▶ [Texto fornecido]
┏━━
Isso pode ser facilmente comprovado se considerarmos os locais em que as bandas têm tocado. Grupos que antes tocavam no Via Funchal agora tocam em bares ou casas de shows consideravelmente menores. Por que isso aconteceu? Pensar sobre isso é o objetivo deste artigo. Tenho três teorias, cada uma abrangendo um meio diferente. A meu ver, a culpa pode ser do mercado, dos fãs, ou simplesmente algo natural e inevitável. Comecemos por essa última.

Convenhamos, o Metal é um estilo jovem. Quando se é um adolescente inseguro, com dificuldades de sociabilização, ouvir aquele som poderoso falando de uma época mais romântica (e inexistente) em que guerreiros extremamente machos arrancavam as tripas de dragões com as próprias mãos é exatamente o que a gente precisa para nos ajudar com as inseguranças da adolescência.
┗━━
▶ [Material de origem]
┏━━
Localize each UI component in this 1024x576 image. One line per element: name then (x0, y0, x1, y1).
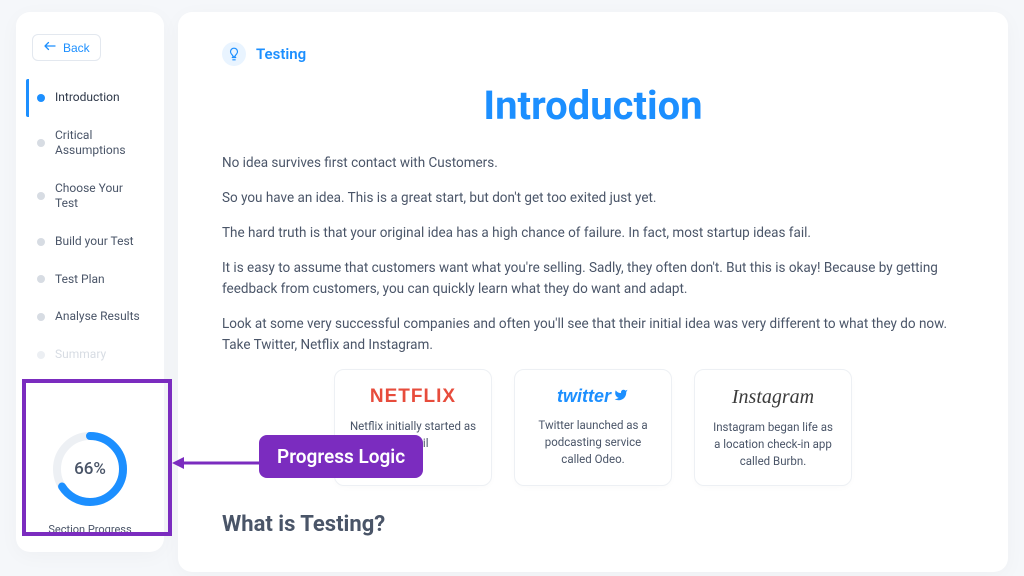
┗━━
▶ [O que se pede]
Continue o texto sobre a queda de público nos shows de Metal a partir da última frase apresentada.

▶ [Resultado final]
Porém, as pessoas crescem, amadurecem, se tornam mais seguras e começam a se preocupar com outras coisas. De repente, lutar pelo rei, pela terra e pelas montanhas parece menos importante e perdemos o interesse na velha batalha entre o bem e o mal. Até porque, com a idade e os compromissos para pagar contas, o mundo vai ficando cada vez menos preto e branco e mais cinza. Maniqueísmo, assim como o Metal, é um fenômeno da juventude.

A ascensão de popularidade do Metal rolou na segunda metade dos anos 90, especificamente por volta de 98, que foi quando assisti aos shows mais marcantes da minha vida e quando decidi que queria trabalhar com algo relacionado ao gênero. Nessa época, as bandas começaram a fazer várias apresentações por aqui em casas pequenas e alguns anos depois, no início dos anos 2000, a maioria delas já estavam tocando em grandes locais, como o Credicard Hall e o Via Funchal e voltando em todas as turnês.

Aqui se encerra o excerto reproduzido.